Page:
··········

• The Tale of Genji: A Visual Journey Through the World’s First Novel

    Marie Mutsuki Mockett on Japan’s National Literary Treasure

    All images courtesy of the author.

    It’s 8pm on a Sunday night in Tokyo and, as usual, I clear my schedule to catch the latest episode of the historical drama Dear Radiance (Hikaru Kimie). The show is set in the lush universe of Japan’s 11th century and follows the life of Mahiro, while turning a close eye to the political machinations of the Heian aristocracy that surrounds her. In a recent episode, star-crossed lovers Mahiro and Saburo finally came clean with their secrets, namely that Saburo is not a commoner and that his violent brother murdered Mahiro’s mother. But the greater drama for the me is that Mahiro is actually Murasaki Shikibu, the great Japanese writer of the novel The Tale of Genji, written circa 1000 AD.

··········

Dataset excerpt:
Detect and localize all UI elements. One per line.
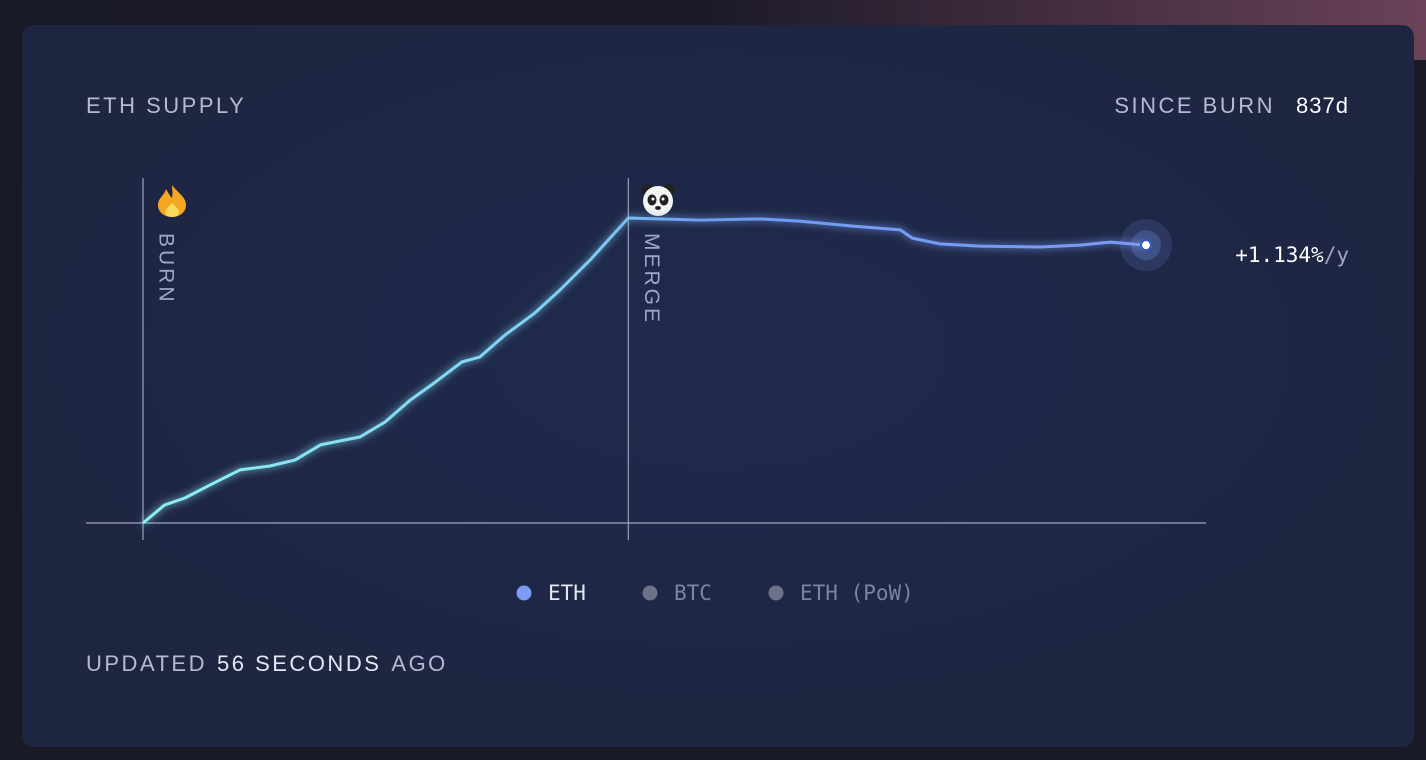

··········

Job 1:
In the essay on The Tale of Genji, who is the character Mahiro actually said to be?
Job 2:
Carry the essay on The Tale of Genji forward from its final sentence.

Exercise output 1:
Murasaki Shikibu, the Japanese writer of The Tale of Genji.

Exercise output 2:
    Murasaki Shikibu meshed with my reading psyche early in my life and remains in my brain, influencing me. I had a white father who grew up in America and a Japanese mother, and very early learned the trick of relating to characters emotionally even if they didn’t look like me, which they almost never did. Jo March, the classic bookish girl’s first love, was spirited and honest and I told myself I could be too.

    When I was fourteen, my mother took me to Uji, near Kyoto and told me about The Tale of Genji. As we drank our matcha tea, my mother calmly informed me Genji was the world’s first novel and written by a woman.

    Ever after, when I ran into a stereotypical image of an Asian woman in western culture, Shikibu appeared in my imagination like some apotropaic force, warding off evil voices in my head.

    A weighty book comprised of 54 chapters and almost 800 poems, The Tale of Genji features the amorous pursuits of Prince Genji and his paramours, most of whom are women. The novel’s impact on Japanese culture has been profound and long-lasting; the well-known, and male, twentieth century writers, Mishima and Kawabata, often cited The Tale of Genji as inspiration. My own comprehension of Genji has been gradual, because the novel requires that we meet it on its own terms and broaden our understanding of what fiction can be.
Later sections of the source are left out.